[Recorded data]
____

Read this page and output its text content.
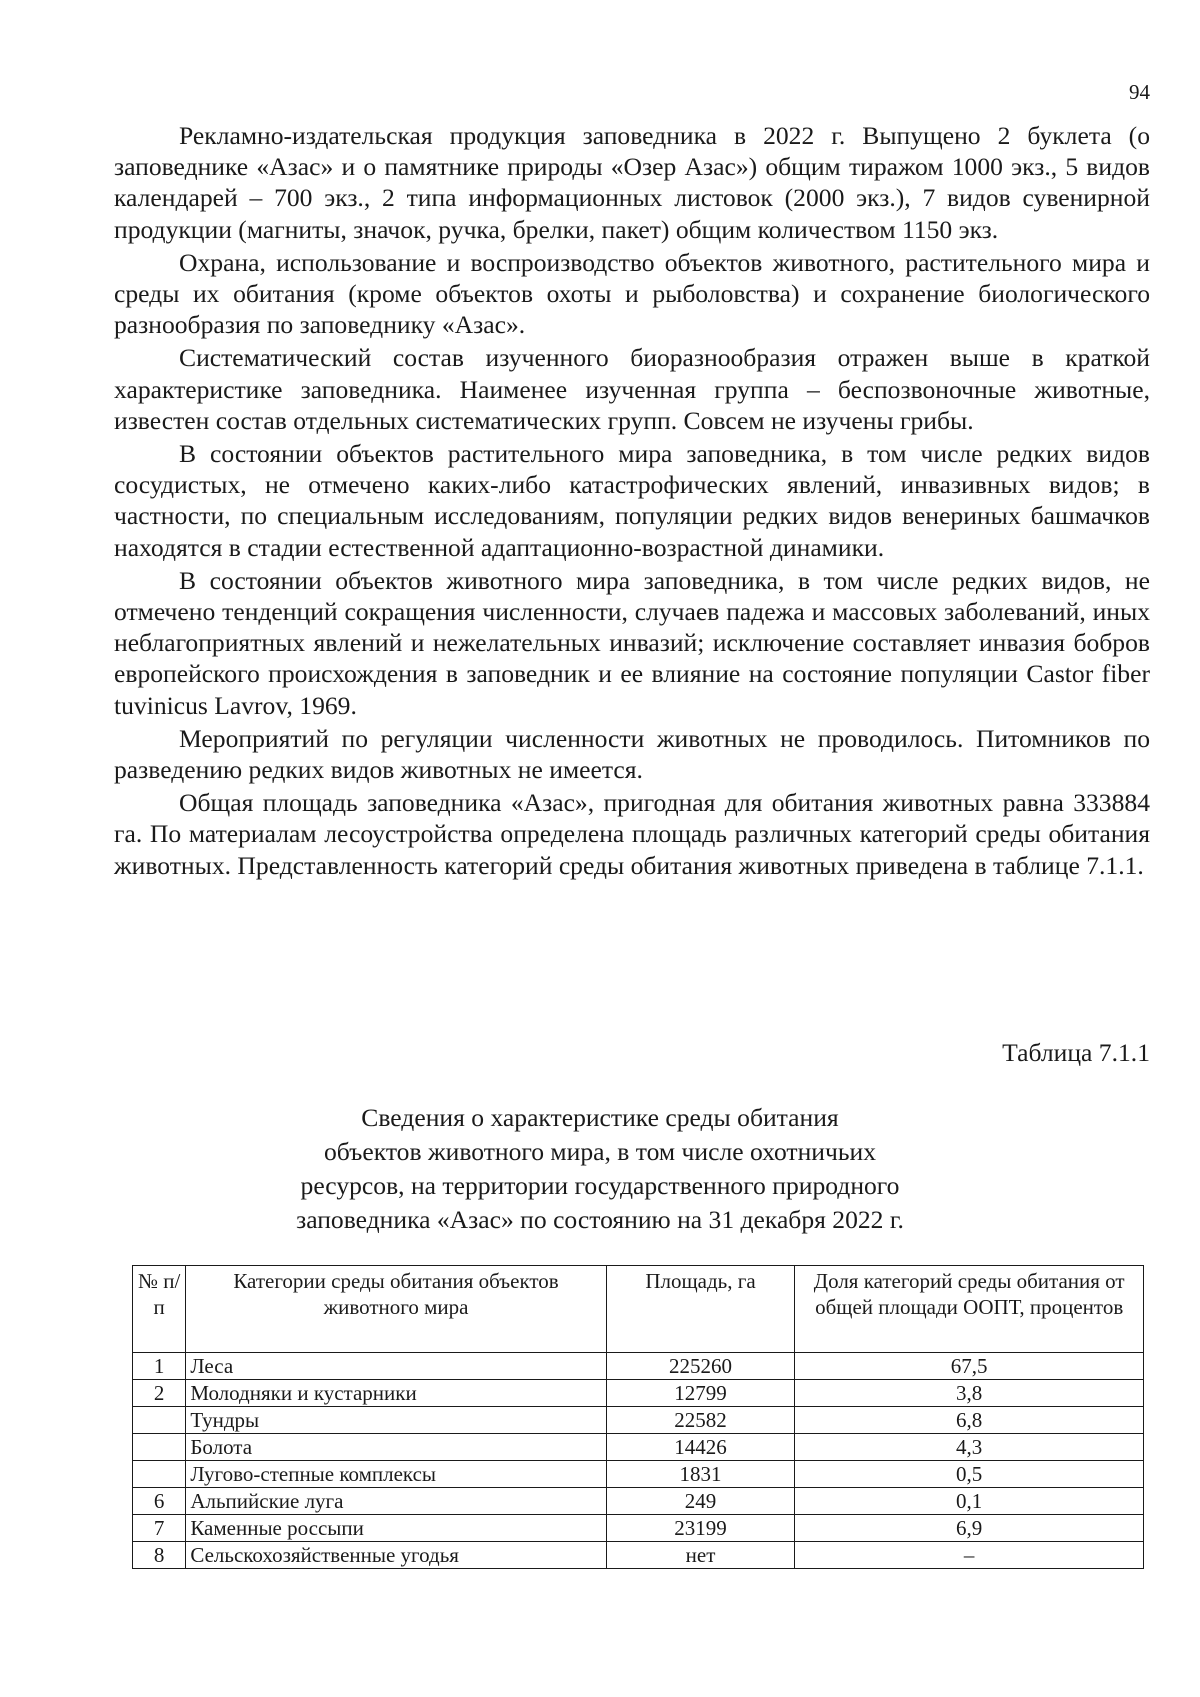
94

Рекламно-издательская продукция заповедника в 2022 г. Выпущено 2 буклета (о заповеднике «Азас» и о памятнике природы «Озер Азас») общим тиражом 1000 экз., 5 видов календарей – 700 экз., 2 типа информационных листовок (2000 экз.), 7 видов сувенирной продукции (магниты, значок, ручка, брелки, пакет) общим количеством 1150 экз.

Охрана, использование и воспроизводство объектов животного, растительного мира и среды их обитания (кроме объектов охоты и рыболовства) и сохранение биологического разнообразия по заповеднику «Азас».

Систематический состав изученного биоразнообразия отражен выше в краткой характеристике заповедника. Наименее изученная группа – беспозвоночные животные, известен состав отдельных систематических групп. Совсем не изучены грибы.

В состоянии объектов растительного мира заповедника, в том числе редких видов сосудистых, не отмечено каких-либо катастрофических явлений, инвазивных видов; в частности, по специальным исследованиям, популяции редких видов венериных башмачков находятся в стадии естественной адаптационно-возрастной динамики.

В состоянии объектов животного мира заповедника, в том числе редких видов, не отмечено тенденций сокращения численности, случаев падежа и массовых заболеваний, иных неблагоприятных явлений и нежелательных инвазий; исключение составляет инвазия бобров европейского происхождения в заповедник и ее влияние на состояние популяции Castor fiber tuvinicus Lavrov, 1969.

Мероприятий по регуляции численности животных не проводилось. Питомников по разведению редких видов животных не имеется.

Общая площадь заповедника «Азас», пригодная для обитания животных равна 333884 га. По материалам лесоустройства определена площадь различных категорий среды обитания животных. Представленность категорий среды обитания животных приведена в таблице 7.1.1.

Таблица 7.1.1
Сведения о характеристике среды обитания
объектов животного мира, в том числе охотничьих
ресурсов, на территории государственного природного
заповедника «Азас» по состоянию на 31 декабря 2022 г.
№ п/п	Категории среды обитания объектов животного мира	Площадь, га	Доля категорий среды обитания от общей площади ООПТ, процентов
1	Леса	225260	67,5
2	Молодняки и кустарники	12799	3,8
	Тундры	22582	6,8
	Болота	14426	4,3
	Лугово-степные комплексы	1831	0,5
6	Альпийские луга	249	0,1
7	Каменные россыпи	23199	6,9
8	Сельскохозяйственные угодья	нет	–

____

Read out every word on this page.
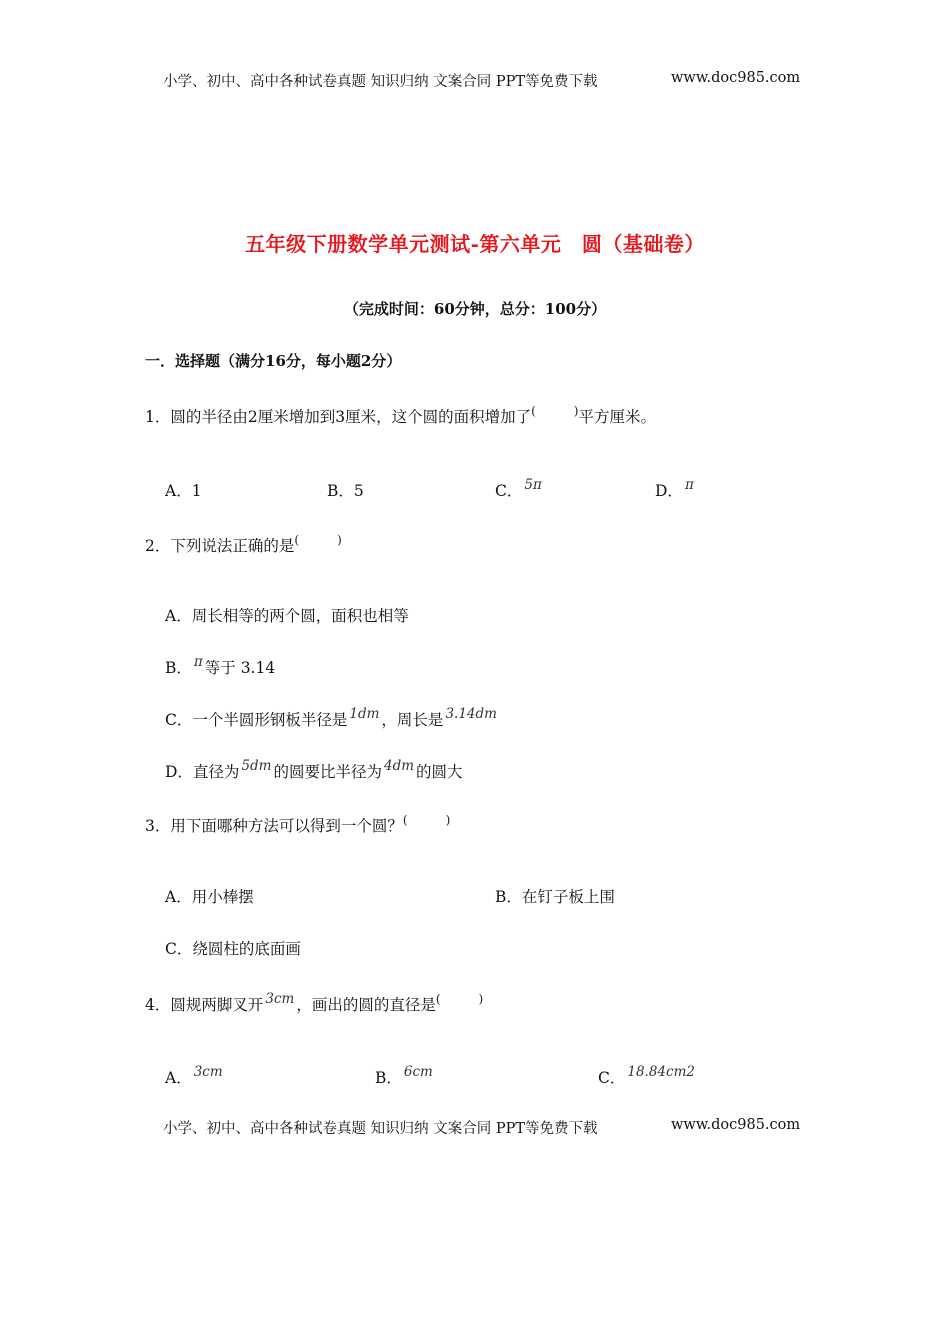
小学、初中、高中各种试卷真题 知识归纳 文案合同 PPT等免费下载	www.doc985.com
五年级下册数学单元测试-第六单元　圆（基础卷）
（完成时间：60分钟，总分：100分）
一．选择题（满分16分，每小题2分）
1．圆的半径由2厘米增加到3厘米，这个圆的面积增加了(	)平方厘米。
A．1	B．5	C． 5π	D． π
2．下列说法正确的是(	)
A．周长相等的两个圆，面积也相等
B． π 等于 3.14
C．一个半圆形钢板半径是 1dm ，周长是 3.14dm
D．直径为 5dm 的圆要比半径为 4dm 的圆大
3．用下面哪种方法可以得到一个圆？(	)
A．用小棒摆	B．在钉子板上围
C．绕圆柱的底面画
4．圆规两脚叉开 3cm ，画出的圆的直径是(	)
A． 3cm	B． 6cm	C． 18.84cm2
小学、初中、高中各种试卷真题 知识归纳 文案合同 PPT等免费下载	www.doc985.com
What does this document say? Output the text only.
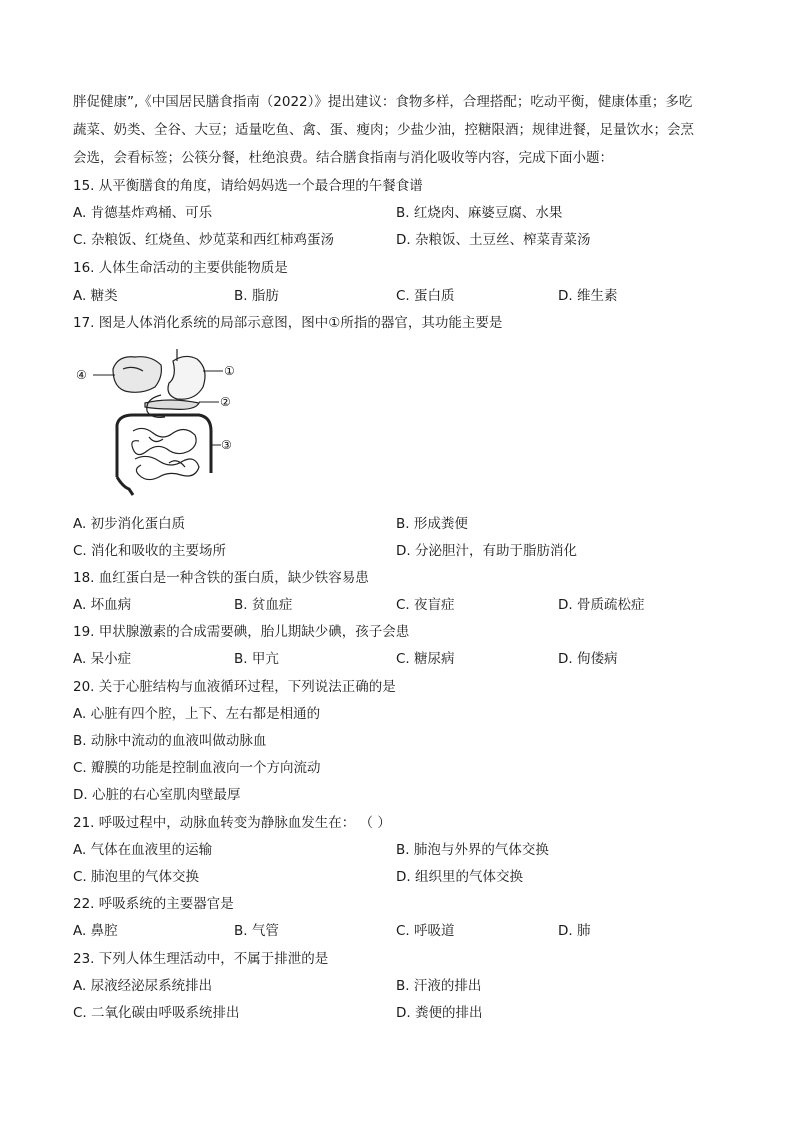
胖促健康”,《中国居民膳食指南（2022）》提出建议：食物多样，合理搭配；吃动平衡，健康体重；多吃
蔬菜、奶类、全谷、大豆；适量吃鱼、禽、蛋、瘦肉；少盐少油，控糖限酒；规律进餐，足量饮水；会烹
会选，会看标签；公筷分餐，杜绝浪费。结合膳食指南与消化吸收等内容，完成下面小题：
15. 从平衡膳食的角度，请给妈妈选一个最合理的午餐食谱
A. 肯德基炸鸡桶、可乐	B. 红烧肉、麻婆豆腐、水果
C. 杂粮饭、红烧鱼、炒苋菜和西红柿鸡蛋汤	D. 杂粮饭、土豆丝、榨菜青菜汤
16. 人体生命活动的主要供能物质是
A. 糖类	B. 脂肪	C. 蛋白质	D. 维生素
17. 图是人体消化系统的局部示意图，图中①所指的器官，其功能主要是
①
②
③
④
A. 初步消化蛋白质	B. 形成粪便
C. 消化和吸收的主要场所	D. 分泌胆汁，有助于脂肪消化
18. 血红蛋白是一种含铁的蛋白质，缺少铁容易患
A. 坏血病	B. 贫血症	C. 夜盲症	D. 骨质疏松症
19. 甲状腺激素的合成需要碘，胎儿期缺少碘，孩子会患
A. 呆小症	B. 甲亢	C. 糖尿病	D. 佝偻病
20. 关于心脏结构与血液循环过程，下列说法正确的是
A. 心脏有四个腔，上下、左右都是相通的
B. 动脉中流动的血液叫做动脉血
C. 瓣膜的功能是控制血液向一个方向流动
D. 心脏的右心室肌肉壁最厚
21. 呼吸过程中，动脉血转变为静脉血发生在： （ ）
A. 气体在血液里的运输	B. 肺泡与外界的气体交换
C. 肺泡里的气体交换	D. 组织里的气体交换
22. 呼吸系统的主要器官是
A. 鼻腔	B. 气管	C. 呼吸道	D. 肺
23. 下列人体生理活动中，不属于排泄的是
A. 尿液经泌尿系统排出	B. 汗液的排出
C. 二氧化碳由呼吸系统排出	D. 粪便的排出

____

- Short exercise -
Each line that has the word "животных" counts once. How many such lines are in the data? Give the number alone.

- Output of the task -
2